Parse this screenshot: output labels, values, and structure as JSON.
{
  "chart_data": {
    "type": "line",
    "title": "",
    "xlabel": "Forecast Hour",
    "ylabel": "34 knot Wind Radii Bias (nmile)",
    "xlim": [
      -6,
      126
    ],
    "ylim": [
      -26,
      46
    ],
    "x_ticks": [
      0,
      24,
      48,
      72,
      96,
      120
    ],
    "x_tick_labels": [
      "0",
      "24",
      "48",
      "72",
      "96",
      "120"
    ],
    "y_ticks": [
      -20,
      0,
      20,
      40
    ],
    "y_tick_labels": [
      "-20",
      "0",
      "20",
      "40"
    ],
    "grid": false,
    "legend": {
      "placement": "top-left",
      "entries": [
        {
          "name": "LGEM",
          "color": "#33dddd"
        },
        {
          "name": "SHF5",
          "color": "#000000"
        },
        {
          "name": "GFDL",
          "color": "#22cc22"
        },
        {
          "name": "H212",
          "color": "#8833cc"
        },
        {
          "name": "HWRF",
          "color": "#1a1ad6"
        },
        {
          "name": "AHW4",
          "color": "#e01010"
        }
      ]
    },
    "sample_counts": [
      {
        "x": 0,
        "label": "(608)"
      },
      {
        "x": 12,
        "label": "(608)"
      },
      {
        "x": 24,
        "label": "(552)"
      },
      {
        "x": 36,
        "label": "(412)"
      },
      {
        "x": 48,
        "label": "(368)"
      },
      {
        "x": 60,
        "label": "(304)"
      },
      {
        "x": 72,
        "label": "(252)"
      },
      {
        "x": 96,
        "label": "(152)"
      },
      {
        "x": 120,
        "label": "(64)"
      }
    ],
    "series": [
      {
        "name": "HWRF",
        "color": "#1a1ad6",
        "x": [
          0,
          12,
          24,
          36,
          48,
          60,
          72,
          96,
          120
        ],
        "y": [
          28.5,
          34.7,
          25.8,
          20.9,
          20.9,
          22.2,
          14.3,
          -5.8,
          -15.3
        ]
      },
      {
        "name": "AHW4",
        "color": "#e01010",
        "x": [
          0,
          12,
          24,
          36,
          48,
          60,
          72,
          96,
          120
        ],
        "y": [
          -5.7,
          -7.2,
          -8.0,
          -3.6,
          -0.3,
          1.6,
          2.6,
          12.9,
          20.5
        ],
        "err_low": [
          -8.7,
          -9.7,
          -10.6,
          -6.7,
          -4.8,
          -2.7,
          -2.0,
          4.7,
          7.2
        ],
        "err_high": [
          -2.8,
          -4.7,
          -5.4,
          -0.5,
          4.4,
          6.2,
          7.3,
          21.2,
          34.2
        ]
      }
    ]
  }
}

◇ ◇ ◇

TASK TO CARRY OUT: Quote all of the entries exactly as they appear.

ANSWER IN FULL:
Parse this screenshot: output labels, values, and structure as JSON.
{
  "chart_data": {
    "type": "line",
    "title": "",
    "xlabel": "Forecast Hour",
    "ylabel": "34 knot Wind Radii Bias (nmile)",
    "xlim": [
      -6,
      126
    ],
    "ylim": [
      -26,
      46
    ],
    "x_ticks": [
      0,
      24,
      48,
      72,
      96,
      120
    ],
    "x_tick_labels": [
      "0",
      "24",
      "48",
      "72",
      "96",
      "120"
    ],
    "y_ticks": [
      -20,
      0,
      20,
      40
    ],
    "y_tick_labels": [
      "-20",
      "0",
      "20",
      "40"
    ],
    "grid": false,
    "legend": {
      "placement": "top-left",
      "entries": [
        {
          "name": "LGEM",
          "color": "#33dddd"
        },
        {
          "name": "SHF5",
          "color": "#000000"
        },
        {
          "name": "GFDL",
          "color": "#22cc22"
        },
        {
          "name": "H212",
          "color": "#8833cc"
        },
        {
          "name": "HWRF",
          "color": "#1a1ad6"
        },
        {
          "name": "AHW4",
          "color": "#e01010"
        }
      ]
    },
    "sample_counts": [
      {
        "x": 0,
        "label": "(608)"
      },
      {
        "x": 12,
        "label": "(608)"
      },
      {
        "x": 24,
        "label": "(552)"
      },
      {
        "x": 36,
        "label": "(412)"
      },
      {
        "x": 48,
        "label": "(368)"
      },
      {
        "x": 60,
        "label": "(304)"
      },
      {
        "x": 72,
        "label": "(252)"
      },
      {
        "x": 96,
        "label": "(152)"
      },
      {
        "x": 120,
        "label": "(64)"
      }
    ],
    "series": [
      {
        "name": "HWRF",
        "color": "#1a1ad6",
        "x": [
          0,
          12,
          24,
          36,
          48,
          60,
          72,
          96,
          120
        ],
        "y": [
          28.5,
          34.7,
          25.8,
          20.9,
          20.9,
          22.2,
          14.3,
          -5.8,
          -15.3
        ]
      },
      {
        "name": "AHW4",
        "color": "#e01010",
        "x": [
          0,
          12,
          24,
          36,
          48,
          60,
          72,
          96,
          120
        ],
        "y": [
          -5.7,
          -7.2,
          -8.0,
          -3.6,
          -0.3,
          1.6,
          2.6,
          12.9,
          20.5
        ],
        "err_low": [
          -8.7,
          -9.7,
          -10.6,
          -6.7,
          -4.8,
          -2.7,
          -2.0,
          4.7,
          7.2
        ],
        "err_high": [
          -2.8,
          -4.7,
          -5.4,
          -0.5,
          4.4,
          6.2,
          7.3,
          21.2,
          34.2
        ]
      }
    ]
  }
}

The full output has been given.